Copy the records below exactly, omitting any pictures they contain.

◇ ◇ ◇ ◇ ◇ ◇ ◇

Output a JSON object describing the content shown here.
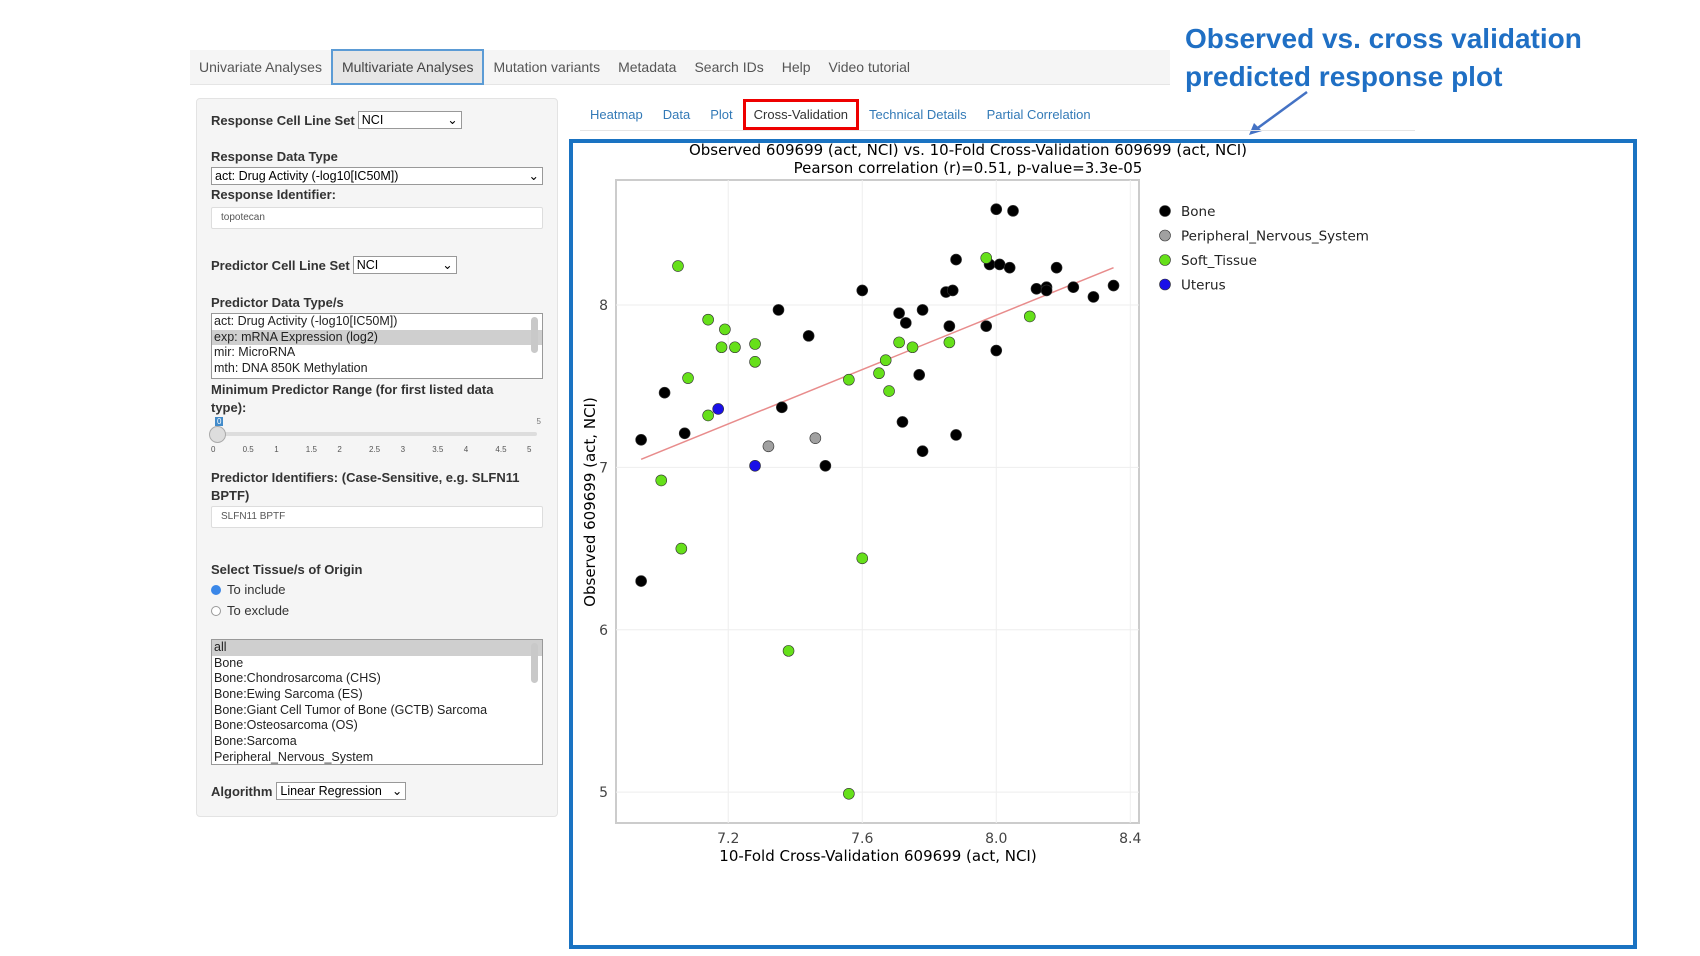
{
  "annotation": {
    "line1": "Observed vs. cross validation",
    "line2": "predicted response plot",
    "color": "#1f6fc4"
  },
  "topnav": [
    "Univariate Analyses",
    "Multivariate Analyses",
    "Mutation variants",
    "Metadata",
    "Search IDs",
    "Help",
    "Video tutorial"
  ],
  "topnav_active": "Multivariate Analyses",
  "left": {
    "response_cell_line_set": {
      "label": "Response Cell Line Set",
      "value": "NCI"
    },
    "response_data_type": {
      "label": "Response Data Type",
      "value": "act: Drug Activity (-log10[IC50M])"
    },
    "response_identifier": {
      "label": "Response Identifier:",
      "value": "topotecan"
    },
    "predictor_cell_line_set": {
      "label": "Predictor Cell Line Set",
      "value": "NCI"
    },
    "predictor_data_types": {
      "label": "Predictor Data Type/s",
      "options": [
        "act: Drug Activity (-log10[IC50M])",
        "exp: mRNA Expression (log2)",
        "mir: MicroRNA",
        "mth: DNA 850K Methylation"
      ],
      "selected": "exp: mRNA Expression (log2)"
    },
    "min_range": {
      "label": "Minimum Predictor Range (for first listed data type):",
      "value": 0,
      "min": 0,
      "max": 5,
      "ticks": [
        "0",
        "0.5",
        "1",
        "1.5",
        "2",
        "2.5",
        "3",
        "3.5",
        "4",
        "4.5",
        "5"
      ],
      "value_label": "0",
      "max_label": "5"
    },
    "predictor_identifiers": {
      "label": "Predictor Identifiers: (Case-Sensitive, e.g. SLFN11 BPTF)",
      "value": "SLFN11 BPTF"
    },
    "tissue": {
      "label": "Select Tissue/s of Origin",
      "include": "To include",
      "exclude": "To exclude",
      "selected_mode": "include",
      "options": [
        "all",
        "Bone",
        "Bone:Chondrosarcoma (CHS)",
        "Bone:Ewing Sarcoma (ES)",
        "Bone:Giant Cell Tumor of Bone (GCTB) Sarcoma",
        "Bone:Osteosarcoma (OS)",
        "Bone:Sarcoma",
        "Peripheral_Nervous_System"
      ],
      "selected": "all"
    },
    "algorithm": {
      "label": "Algorithm",
      "value": "Linear Regression"
    }
  },
  "subtabs": [
    "Heatmap",
    "Data",
    "Plot",
    "Cross-Validation",
    "Technical Details",
    "Partial Correlation"
  ],
  "subtab_active": "Cross-Validation",
  "chart_data": {
    "type": "scatter",
    "title": "Observed 609699 (act, NCI) vs. 10-Fold Cross-Validation 609699 (act, NCI)",
    "subtitle": "Pearson correlation (r)=0.51, p-value=3.3e-05",
    "xlabel": "10-Fold Cross-Validation 609699 (act, NCI)",
    "ylabel": "Observed 609699 (act, NCI)",
    "xlim": [
      6.865,
      8.426
    ],
    "ylim": [
      4.81,
      8.77
    ],
    "xticks": [
      7.2,
      7.6,
      8.0,
      8.4
    ],
    "xtick_labels": [
      "7.2",
      "7.6",
      "8.0",
      "8.4"
    ],
    "yticks": [
      5,
      6,
      7,
      8
    ],
    "ytick_labels": [
      "5",
      "6",
      "7",
      "8"
    ],
    "grid": true,
    "legend_position": "right",
    "fit_line": {
      "x": [
        6.94,
        8.35
      ],
      "y": [
        7.05,
        8.23
      ],
      "color": "#e88c8c"
    },
    "series": [
      {
        "name": "Bone",
        "color": "#000000",
        "points": [
          [
            8.0,
            8.59
          ],
          [
            8.05,
            8.58
          ],
          [
            7.88,
            8.28
          ],
          [
            7.98,
            8.25
          ],
          [
            8.01,
            8.25
          ],
          [
            8.04,
            8.23
          ],
          [
            8.18,
            8.23
          ],
          [
            7.6,
            8.09
          ],
          [
            7.85,
            8.08
          ],
          [
            7.87,
            8.09
          ],
          [
            8.12,
            8.1
          ],
          [
            8.15,
            8.11
          ],
          [
            8.15,
            8.09
          ],
          [
            8.23,
            8.11
          ],
          [
            8.29,
            8.05
          ],
          [
            8.35,
            8.12
          ],
          [
            7.35,
            7.97
          ],
          [
            7.71,
            7.95
          ],
          [
            7.73,
            7.89
          ],
          [
            7.78,
            7.97
          ],
          [
            7.86,
            7.87
          ],
          [
            7.97,
            7.87
          ],
          [
            8.0,
            7.72
          ],
          [
            7.44,
            7.81
          ],
          [
            7.77,
            7.57
          ],
          [
            7.01,
            7.46
          ],
          [
            7.36,
            7.37
          ],
          [
            7.72,
            7.28
          ],
          [
            7.88,
            7.2
          ],
          [
            6.94,
            7.17
          ],
          [
            7.07,
            7.21
          ],
          [
            7.49,
            7.01
          ],
          [
            7.78,
            7.1
          ],
          [
            6.94,
            6.3
          ]
        ]
      },
      {
        "name": "Peripheral_Nervous_System",
        "color": "#a0a0a0",
        "points": [
          [
            7.32,
            7.13
          ],
          [
            7.46,
            7.18
          ]
        ]
      },
      {
        "name": "Soft_Tissue",
        "color": "#66e01a",
        "points": [
          [
            7.05,
            8.24
          ],
          [
            7.14,
            7.91
          ],
          [
            7.19,
            7.85
          ],
          [
            7.18,
            7.74
          ],
          [
            7.22,
            7.74
          ],
          [
            7.28,
            7.76
          ],
          [
            7.28,
            7.65
          ],
          [
            7.08,
            7.55
          ],
          [
            7.14,
            7.32
          ],
          [
            7.56,
            7.54
          ],
          [
            7.65,
            7.58
          ],
          [
            7.67,
            7.66
          ],
          [
            7.68,
            7.47
          ],
          [
            7.71,
            7.77
          ],
          [
            7.75,
            7.74
          ],
          [
            7.86,
            7.77
          ],
          [
            7.97,
            8.29
          ],
          [
            8.1,
            7.93
          ],
          [
            7.0,
            6.92
          ],
          [
            7.06,
            6.5
          ],
          [
            7.6,
            6.44
          ],
          [
            7.38,
            5.87
          ],
          [
            7.56,
            4.99
          ]
        ]
      },
      {
        "name": "Uterus",
        "color": "#1a10e8",
        "points": [
          [
            7.17,
            7.36
          ],
          [
            7.28,
            7.01
          ]
        ]
      }
    ]
  }
}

◇ ◇ ◇ ◇ ◇ ◇ ◇

* EXPECTED ANSWER *
Output a JSON object describing the content shown here.
{
  "annotation": {
    "line1": "Observed vs. cross validation",
    "line2": "predicted response plot",
    "color": "#1f6fc4"
  },
  "topnav": [
    "Univariate Analyses",
    "Multivariate Analyses",
    "Mutation variants",
    "Metadata",
    "Search IDs",
    "Help",
    "Video tutorial"
  ],
  "topnav_active": "Multivariate Analyses",
  "left": {
    "response_cell_line_set": {
      "label": "Response Cell Line Set",
      "value": "NCI"
    },
    "response_data_type": {
      "label": "Response Data Type",
      "value": "act: Drug Activity (-log10[IC50M])"
    },
    "response_identifier": {
      "label": "Response Identifier:",
      "value": "topotecan"
    },
    "predictor_cell_line_set": {
      "label": "Predictor Cell Line Set",
      "value": "NCI"
    },
    "predictor_data_types": {
      "label": "Predictor Data Type/s",
      "options": [
        "act: Drug Activity (-log10[IC50M])",
        "exp: mRNA Expression (log2)",
        "mir: MicroRNA",
        "mth: DNA 850K Methylation"
      ],
      "selected": "exp: mRNA Expression (log2)"
    },
    "min_range": {
      "label": "Minimum Predictor Range (for first listed data type):",
      "value": 0,
      "min": 0,
      "max": 5,
      "ticks": [
        "0",
        "0.5",
        "1",
        "1.5",
        "2",
        "2.5",
        "3",
        "3.5",
        "4",
        "4.5",
        "5"
      ],
      "value_label": "0",
      "max_label": "5"
    },
    "predictor_identifiers": {
      "label": "Predictor Identifiers: (Case-Sensitive, e.g. SLFN11 BPTF)",
      "value": "SLFN11 BPTF"
    },
    "tissue": {
      "label": "Select Tissue/s of Origin",
      "include": "To include",
      "exclude": "To exclude",
      "selected_mode": "include",
      "options": [
        "all",
        "Bone",
        "Bone:Chondrosarcoma (CHS)",
        "Bone:Ewing Sarcoma (ES)",
        "Bone:Giant Cell Tumor of Bone (GCTB) Sarcoma",
        "Bone:Osteosarcoma (OS)",
        "Bone:Sarcoma",
        "Peripheral_Nervous_System"
      ],
      "selected": "all"
    },
    "algorithm": {
      "label": "Algorithm",
      "value": "Linear Regression"
    }
  },
  "subtabs": [
    "Heatmap",
    "Data",
    "Plot",
    "Cross-Validation",
    "Technical Details",
    "Partial Correlation"
  ],
  "subtab_active": "Cross-Validation",
  "chart_data": {
    "type": "scatter",
    "title": "Observed 609699 (act, NCI) vs. 10-Fold Cross-Validation 609699 (act, NCI)",
    "subtitle": "Pearson correlation (r)=0.51, p-value=3.3e-05",
    "xlabel": "10-Fold Cross-Validation 609699 (act, NCI)",
    "ylabel": "Observed 609699 (act, NCI)",
    "xlim": [
      6.865,
      8.426
    ],
    "ylim": [
      4.81,
      8.77
    ],
    "xticks": [
      7.2,
      7.6,
      8.0,
      8.4
    ],
    "xtick_labels": [
      "7.2",
      "7.6",
      "8.0",
      "8.4"
    ],
    "yticks": [
      5,
      6,
      7,
      8
    ],
    "ytick_labels": [
      "5",
      "6",
      "7",
      "8"
    ],
    "grid": true,
    "legend_position": "right",
    "fit_line": {
      "x": [
        6.94,
        8.35
      ],
      "y": [
        7.05,
        8.23
      ],
      "color": "#e88c8c"
    },
    "series": [
      {
        "name": "Bone",
        "color": "#000000",
        "points": [
          [
            8.0,
            8.59
          ],
          [
            8.05,
            8.58
          ],
          [
            7.88,
            8.28
          ],
          [
            7.98,
            8.25
          ],
          [
            8.01,
            8.25
          ],
          [
            8.04,
            8.23
          ],
          [
            8.18,
            8.23
          ],
          [
            7.6,
            8.09
          ],
          [
            7.85,
            8.08
          ],
          [
            7.87,
            8.09
          ],
          [
            8.12,
            8.1
          ],
          [
            8.15,
            8.11
          ],
          [
            8.15,
            8.09
          ],
          [
            8.23,
            8.11
          ],
          [
            8.29,
            8.05
          ],
          [
            8.35,
            8.12
          ],
          [
            7.35,
            7.97
          ],
          [
            7.71,
            7.95
          ],
          [
            7.73,
            7.89
          ],
          [
            7.78,
            7.97
          ],
          [
            7.86,
            7.87
          ],
          [
            7.97,
            7.87
          ],
          [
            8.0,
            7.72
          ],
          [
            7.44,
            7.81
          ],
          [
            7.77,
            7.57
          ],
          [
            7.01,
            7.46
          ],
          [
            7.36,
            7.37
          ],
          [
            7.72,
            7.28
          ],
          [
            7.88,
            7.2
          ],
          [
            6.94,
            7.17
          ],
          [
            7.07,
            7.21
          ],
          [
            7.49,
            7.01
          ],
          [
            7.78,
            7.1
          ],
          [
            6.94,
            6.3
          ]
        ]
      },
      {
        "name": "Peripheral_Nervous_System",
        "color": "#a0a0a0",
        "points": [
          [
            7.32,
            7.13
          ],
          [
            7.46,
            7.18
          ]
        ]
      },
      {
        "name": "Soft_Tissue",
        "color": "#66e01a",
        "points": [
          [
            7.05,
            8.24
          ],
          [
            7.14,
            7.91
          ],
          [
            7.19,
            7.85
          ],
          [
            7.18,
            7.74
          ],
          [
            7.22,
            7.74
          ],
          [
            7.28,
            7.76
          ],
          [
            7.28,
            7.65
          ],
          [
            7.08,
            7.55
          ],
          [
            7.14,
            7.32
          ],
          [
            7.56,
            7.54
          ],
          [
            7.65,
            7.58
          ],
          [
            7.67,
            7.66
          ],
          [
            7.68,
            7.47
          ],
          [
            7.71,
            7.77
          ],
          [
            7.75,
            7.74
          ],
          [
            7.86,
            7.77
          ],
          [
            7.97,
            8.29
          ],
          [
            8.1,
            7.93
          ],
          [
            7.0,
            6.92
          ],
          [
            7.06,
            6.5
          ],
          [
            7.6,
            6.44
          ],
          [
            7.38,
            5.87
          ],
          [
            7.56,
            4.99
          ]
        ]
      },
      {
        "name": "Uterus",
        "color": "#1a10e8",
        "points": [
          [
            7.17,
            7.36
          ],
          [
            7.28,
            7.01
          ]
        ]
      }
    ]
  }
}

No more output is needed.